**Work to do**.
1) List every source that the account of Gibbons Jewett Ackley says places his birth around 1795 rather than 1789.
2) Check each statement against the account of Gibbons Jewett Ackley. Answer yes or no for each, and quote the words from the account that decide it.
(a) Gibbons was the oldest of his parents' sons.
(b) His last name was misspelled in the 1820 census.
(c) His partnership with Julius ended in 1825.
3) Pick up the account of Gibbons Jewett Ackley after its last sentence and write what comes next.

**Quoted text**.
"""
Saturday, July 29, 2017

Gibbons Jewett Ackley and His Family (1789-1851)

Gibbons Jewett Ackley (my 3rd great grandfather) was born in East Haddam, Connecticut.  He was the fifth of five sons born to Ephraim Ackley and Hannah Jewett.  There seems to be some confusion about his birth date.  Records from East Haddam, Connecticut indicate he was born on October 2, 1789 [1]. However, in the 1850 census he is listed as 55 years old, which would put his birth year around 1795 [5].  In his obituary, his age is given as 56 years and 6 months upon his death in 1851, which would also put his birth year around 1795 [6].  Also, records filed with his son Franklin’s Civil War pension application list Gibbons’ birth date as January 7, 1795; these records were supposedly from an Ackley family register, (Possibly a family bible?  Note that on this register, Gibbons’ first name was incorrectly given as Gilbert, but other information in the register is consistent with other records.) [20].   One possible explanation for the discrepancy in birth dates is that Gibbons might not have been the first Gibbons Jewett born to his parents; could he have had a sibling with the same name, whose birth date was October 2, 1789 who died at an early age, and this Gibbons was actually born later as some records suggest?  I have encountered other instances where parents gave a subsequent child the same name as a child that died.  However, I have found no evidence of either the death of a previous child or other records for this Gibbons’ birth.


Gibbons Ackley birth record


Ackley Family Register



In the 1820 Census shown below, Gibbons is found living alone in Versailles, Woodford County, Kentucky (last name misspelled Acley) [2].  


1820 Census


By 1822, it appears he had moved to Ithaca, New York where his brothers Henry and Julius lived, as evidenced by this ad from the Ithaca Republican Chronicle newspaper on January 9, 1822 announcing his participation in the Ithaca Rhetorical Society.




In March of 1822, Gibbons joined in a partnership with his brother Julius in a hat store in Ithaca and Ludlowville, New York, as announced by this ad from the Republican Chronicle.  Their store was advertised in various newspapers in the area.  According to the ads, they preferred cash for their hats, but would also accept other forms of payment, including wheat, rye, oats, corn, beef, pork, butter, cheese, lard, and lumber.







Gibbons’ partnership with Julius was dissolved in August, 1825, as announced in the Ithaca Journal on August 24, 1825.
"""
**Records shown**.
"""
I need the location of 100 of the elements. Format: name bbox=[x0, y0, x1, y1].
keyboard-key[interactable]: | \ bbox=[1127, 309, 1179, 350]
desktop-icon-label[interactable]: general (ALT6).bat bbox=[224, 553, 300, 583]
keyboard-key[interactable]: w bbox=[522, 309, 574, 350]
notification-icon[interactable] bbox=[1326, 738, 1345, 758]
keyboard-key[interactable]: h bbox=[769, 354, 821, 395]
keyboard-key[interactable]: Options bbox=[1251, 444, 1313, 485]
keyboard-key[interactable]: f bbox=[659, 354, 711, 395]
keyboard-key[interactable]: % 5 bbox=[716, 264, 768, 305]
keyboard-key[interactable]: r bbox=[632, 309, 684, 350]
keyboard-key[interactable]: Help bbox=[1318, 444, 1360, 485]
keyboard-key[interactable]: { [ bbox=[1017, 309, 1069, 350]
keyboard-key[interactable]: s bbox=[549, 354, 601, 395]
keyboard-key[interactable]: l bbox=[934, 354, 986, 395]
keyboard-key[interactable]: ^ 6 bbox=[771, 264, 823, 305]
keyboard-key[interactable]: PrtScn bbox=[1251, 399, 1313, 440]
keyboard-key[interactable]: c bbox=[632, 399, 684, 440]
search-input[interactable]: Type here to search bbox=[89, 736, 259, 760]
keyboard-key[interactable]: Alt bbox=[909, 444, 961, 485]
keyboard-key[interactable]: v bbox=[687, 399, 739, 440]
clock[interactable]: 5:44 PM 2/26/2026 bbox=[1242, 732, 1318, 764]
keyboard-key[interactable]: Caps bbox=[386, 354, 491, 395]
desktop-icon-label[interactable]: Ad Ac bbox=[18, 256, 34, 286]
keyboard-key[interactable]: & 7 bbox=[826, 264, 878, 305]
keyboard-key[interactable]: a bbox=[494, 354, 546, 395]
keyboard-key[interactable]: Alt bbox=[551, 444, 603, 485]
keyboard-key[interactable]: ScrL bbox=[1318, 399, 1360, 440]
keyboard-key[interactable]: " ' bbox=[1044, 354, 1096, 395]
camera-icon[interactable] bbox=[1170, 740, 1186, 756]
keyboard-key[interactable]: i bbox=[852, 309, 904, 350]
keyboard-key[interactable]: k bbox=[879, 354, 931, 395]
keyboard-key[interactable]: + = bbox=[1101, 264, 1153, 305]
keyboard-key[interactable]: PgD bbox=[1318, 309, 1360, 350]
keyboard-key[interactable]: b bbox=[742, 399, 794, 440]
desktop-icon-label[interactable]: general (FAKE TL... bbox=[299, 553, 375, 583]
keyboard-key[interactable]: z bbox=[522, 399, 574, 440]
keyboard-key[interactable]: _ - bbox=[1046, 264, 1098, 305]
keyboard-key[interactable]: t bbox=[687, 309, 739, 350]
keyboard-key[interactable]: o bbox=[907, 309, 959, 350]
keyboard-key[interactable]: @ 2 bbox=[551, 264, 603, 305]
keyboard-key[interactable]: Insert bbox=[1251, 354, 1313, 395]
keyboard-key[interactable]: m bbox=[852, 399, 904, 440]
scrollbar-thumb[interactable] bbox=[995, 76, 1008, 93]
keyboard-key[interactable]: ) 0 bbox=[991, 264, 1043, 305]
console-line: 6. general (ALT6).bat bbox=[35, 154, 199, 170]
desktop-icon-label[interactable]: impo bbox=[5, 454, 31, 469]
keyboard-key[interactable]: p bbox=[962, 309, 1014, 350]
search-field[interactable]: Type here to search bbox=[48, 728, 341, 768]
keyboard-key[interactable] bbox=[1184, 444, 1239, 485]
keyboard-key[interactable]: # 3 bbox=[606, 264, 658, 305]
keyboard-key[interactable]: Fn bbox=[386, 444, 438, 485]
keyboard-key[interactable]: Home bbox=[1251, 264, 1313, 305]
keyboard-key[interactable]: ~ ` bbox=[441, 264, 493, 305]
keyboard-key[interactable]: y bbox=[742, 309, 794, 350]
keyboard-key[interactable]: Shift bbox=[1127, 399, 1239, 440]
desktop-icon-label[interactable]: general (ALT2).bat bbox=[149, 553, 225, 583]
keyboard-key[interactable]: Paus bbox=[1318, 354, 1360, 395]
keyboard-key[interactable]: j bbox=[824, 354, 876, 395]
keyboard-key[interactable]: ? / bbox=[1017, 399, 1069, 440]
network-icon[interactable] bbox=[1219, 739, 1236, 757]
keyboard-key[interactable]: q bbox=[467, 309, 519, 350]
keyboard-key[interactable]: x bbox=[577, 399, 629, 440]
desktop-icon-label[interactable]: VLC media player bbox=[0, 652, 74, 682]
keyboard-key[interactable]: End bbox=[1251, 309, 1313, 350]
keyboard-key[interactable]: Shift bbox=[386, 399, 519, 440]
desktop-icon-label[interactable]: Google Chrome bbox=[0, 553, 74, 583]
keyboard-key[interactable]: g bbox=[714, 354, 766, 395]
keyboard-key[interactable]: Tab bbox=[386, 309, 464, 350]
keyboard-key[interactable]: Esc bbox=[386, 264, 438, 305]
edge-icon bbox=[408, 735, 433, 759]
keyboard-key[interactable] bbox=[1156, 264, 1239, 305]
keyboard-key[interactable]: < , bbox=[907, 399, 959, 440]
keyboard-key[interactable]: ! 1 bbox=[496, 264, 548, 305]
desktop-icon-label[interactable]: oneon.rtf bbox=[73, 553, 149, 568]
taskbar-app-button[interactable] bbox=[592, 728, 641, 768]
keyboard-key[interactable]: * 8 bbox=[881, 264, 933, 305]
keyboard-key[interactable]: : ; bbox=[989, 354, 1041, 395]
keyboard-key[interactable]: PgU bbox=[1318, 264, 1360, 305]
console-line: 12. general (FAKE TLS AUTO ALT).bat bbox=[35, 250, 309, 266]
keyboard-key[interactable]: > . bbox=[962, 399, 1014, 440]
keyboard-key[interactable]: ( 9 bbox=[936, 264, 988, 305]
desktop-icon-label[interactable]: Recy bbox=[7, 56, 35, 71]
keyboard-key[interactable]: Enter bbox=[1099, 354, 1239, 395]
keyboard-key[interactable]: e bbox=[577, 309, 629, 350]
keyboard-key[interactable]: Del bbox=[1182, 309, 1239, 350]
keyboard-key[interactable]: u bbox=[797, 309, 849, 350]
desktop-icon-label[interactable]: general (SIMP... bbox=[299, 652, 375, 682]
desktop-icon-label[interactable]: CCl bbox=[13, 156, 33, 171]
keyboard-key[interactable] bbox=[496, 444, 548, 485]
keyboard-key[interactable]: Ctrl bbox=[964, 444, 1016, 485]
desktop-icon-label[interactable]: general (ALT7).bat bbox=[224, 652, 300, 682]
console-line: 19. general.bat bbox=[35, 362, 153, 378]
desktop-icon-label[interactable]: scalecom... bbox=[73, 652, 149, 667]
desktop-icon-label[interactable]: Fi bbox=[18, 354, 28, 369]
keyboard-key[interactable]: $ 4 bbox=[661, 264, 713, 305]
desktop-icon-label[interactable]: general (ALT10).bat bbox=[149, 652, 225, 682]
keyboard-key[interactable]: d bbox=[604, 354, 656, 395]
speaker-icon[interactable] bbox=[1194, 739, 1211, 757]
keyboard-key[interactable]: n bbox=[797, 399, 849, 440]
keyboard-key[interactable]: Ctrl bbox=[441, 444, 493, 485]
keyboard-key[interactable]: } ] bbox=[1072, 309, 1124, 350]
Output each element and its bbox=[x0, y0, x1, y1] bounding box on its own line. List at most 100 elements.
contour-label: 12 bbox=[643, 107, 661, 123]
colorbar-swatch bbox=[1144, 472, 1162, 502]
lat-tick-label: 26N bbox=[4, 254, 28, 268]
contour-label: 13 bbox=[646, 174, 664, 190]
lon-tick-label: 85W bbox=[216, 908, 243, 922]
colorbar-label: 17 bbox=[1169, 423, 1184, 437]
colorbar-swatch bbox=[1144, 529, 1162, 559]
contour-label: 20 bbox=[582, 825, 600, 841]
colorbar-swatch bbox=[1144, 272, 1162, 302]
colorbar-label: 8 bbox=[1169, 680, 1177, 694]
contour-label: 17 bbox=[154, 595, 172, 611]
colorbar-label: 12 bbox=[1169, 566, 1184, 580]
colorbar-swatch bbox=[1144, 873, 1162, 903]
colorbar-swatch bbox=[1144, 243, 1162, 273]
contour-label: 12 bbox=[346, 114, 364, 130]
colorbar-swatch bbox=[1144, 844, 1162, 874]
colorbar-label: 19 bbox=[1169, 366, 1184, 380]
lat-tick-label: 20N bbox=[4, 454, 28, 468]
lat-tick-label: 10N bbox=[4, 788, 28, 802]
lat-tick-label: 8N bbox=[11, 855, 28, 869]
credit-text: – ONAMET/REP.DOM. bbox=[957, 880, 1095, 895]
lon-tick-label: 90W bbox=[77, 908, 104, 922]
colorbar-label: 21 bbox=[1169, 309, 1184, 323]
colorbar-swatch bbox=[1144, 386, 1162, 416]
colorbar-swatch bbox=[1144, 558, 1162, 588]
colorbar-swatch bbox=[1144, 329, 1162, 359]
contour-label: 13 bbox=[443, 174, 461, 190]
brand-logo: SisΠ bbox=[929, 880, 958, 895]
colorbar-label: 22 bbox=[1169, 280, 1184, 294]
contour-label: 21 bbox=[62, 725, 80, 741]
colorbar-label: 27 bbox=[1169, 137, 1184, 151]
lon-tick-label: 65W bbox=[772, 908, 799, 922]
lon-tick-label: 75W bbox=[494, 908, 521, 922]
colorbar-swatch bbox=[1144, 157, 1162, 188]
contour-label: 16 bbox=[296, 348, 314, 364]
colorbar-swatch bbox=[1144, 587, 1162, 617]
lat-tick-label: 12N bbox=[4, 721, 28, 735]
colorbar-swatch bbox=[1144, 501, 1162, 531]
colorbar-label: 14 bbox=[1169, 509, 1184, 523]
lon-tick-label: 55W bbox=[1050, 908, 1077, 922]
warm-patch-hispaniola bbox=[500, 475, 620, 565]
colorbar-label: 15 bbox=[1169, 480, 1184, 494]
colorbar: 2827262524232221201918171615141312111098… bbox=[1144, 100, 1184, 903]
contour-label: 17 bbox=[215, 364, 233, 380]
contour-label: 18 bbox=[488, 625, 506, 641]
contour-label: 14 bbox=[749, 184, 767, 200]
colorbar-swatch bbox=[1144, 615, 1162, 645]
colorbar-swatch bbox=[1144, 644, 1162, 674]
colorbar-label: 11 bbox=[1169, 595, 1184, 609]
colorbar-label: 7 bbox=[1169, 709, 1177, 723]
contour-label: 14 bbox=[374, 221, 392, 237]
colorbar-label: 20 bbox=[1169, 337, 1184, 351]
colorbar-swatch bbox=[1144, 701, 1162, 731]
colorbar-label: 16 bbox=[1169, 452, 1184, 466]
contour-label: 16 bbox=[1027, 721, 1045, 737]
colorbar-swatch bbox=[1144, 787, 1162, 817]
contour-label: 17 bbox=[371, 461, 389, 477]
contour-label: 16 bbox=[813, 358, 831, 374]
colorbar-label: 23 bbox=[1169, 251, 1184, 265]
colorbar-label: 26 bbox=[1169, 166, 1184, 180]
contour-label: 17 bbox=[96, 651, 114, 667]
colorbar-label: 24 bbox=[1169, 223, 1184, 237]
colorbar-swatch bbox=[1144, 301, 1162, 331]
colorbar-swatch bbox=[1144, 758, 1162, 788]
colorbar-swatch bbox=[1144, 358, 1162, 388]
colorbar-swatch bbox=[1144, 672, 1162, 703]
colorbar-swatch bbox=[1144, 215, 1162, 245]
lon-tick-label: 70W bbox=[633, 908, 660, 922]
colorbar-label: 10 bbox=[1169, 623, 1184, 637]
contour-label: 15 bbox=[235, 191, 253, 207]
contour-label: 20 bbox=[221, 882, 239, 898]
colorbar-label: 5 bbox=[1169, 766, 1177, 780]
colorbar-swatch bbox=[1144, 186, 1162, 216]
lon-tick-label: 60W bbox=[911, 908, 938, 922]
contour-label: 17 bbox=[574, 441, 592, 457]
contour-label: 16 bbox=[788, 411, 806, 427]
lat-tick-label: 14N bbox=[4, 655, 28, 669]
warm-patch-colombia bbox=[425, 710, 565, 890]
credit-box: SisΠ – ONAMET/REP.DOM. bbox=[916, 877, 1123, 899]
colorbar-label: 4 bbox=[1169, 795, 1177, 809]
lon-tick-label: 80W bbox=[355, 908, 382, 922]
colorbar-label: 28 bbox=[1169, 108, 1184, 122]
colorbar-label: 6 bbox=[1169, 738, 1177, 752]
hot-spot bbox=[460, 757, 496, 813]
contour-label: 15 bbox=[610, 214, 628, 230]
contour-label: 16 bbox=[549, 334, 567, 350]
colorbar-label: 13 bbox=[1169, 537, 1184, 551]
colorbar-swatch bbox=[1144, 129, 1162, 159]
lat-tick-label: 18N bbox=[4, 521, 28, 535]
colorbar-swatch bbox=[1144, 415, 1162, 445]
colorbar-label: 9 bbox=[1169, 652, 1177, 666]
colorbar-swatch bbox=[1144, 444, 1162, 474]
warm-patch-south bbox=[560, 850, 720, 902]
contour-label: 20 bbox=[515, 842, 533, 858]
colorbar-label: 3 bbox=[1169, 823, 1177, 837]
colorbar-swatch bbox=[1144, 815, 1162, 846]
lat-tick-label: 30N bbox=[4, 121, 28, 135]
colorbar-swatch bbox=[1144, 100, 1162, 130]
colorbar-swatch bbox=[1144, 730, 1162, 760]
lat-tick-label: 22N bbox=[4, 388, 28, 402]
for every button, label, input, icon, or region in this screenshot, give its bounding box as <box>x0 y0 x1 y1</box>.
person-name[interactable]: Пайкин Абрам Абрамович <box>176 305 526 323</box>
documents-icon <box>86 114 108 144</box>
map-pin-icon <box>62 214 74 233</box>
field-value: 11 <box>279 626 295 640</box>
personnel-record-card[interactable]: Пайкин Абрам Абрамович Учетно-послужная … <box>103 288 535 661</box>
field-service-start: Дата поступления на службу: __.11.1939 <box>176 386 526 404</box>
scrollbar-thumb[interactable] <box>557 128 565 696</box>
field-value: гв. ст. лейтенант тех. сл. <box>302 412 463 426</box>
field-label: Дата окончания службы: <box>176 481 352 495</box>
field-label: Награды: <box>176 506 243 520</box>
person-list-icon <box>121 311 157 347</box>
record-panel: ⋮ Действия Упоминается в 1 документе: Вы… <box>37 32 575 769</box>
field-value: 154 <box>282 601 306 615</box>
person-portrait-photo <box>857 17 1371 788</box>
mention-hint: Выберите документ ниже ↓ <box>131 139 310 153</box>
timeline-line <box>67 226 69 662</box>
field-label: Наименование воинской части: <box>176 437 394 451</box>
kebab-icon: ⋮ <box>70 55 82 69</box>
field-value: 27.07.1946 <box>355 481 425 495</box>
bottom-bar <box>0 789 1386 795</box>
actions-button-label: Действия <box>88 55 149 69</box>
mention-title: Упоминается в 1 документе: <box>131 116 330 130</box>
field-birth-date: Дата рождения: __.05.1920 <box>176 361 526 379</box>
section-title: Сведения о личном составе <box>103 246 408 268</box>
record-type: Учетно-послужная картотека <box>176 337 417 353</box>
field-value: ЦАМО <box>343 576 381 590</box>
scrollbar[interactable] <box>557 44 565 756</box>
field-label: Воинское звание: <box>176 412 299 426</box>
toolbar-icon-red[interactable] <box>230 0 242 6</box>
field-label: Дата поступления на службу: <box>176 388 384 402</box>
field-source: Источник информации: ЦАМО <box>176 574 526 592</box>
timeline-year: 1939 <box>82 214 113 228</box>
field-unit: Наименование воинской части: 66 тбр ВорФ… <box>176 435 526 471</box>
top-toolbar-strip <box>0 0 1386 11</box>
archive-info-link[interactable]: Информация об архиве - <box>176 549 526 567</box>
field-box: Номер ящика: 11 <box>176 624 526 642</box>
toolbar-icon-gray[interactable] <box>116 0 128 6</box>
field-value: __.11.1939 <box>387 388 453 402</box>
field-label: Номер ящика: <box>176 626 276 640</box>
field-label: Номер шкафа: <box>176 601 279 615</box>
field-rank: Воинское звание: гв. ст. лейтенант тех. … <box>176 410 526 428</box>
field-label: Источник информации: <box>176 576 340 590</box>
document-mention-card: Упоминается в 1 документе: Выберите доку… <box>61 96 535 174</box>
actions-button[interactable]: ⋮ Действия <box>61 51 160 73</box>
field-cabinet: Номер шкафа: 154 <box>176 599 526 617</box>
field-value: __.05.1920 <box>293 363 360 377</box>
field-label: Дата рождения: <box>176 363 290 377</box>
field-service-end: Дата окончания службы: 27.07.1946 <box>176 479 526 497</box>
"""
**Answers to the tasks**.
1)
- The 1850 census
- His obituary
- The records filed with his son Franklin's Civil War pension application, said to come from an Ackley family register

2)
(a) No: "He was the fifth of five sons born to Ephraim Ackley and Hannah Jewett."
(b) Yes: "last name misspelled Acley"
(c) Yes: "Gibbons’ partnership with Julius was dissolved in August, 1825"

3)
Gibbons married Amanda Cady of Moravia, New York on April 11, 1822 [8],[9],[20].  Amanda was born March 10, 1803 in Moravia, New York [20], and was the daughter of Zadoc and Lucy (Little) Cady. In 1825 Gibbons and Amanda were living in Lansing Township, Tompkins County, New York, which is near Ithaca [11].  Four of Gibbons and Amanda’s children were born in New York; Lucy Ann (1823), Nancy Jane (1825), Amanda Helen (1827), and Franklin Jewett (1829).  Amanda Helen died in 1828, and Franklin Jewett died in 1832, after the family had moved to Ohio [9], [20]. According to "History of Tioga, Chemung, Tompkins, and Schuyler Counties, New York", Gibbons was a merchant in McLean in 1828 [10]. 

Gibbons owned property in McLean, selling it in June of 1829 [13], [14].  In November of the same year he purchased property in Chardon, Geauga County, Ohio [15], which would naturally lead to the conclusion that the family moved from New York to Ohio sometime between June and November of 1829.  The trip from McLean to Chardon would be an easy 5-hour drive by car today, but in 1829 the journey must have been difficult.   According to an article in Past Pursuits:

“There were essentially two ways to get to northeast Ohio, either through New York State and along Lake Erie and southward, or through the mountains of Pennsylvania and north up the rivers.” [12] 

There were no railroads or automobiles, so travel over land would have been by horse and wagon.  Although not known for sure, it is likely that Gibbons and his family chose the route along Lake Erie.  McLean is at the southern end of Cayuga Lake (circled in blue on the map below), which was connected to Seneca Lake and the Erie Canal in 1828 (shown in red on the map below).  A trip by boat on Cayuga Lake north to the Erie Canal would have been much easier than a trip through the mountains of Pennsylvania.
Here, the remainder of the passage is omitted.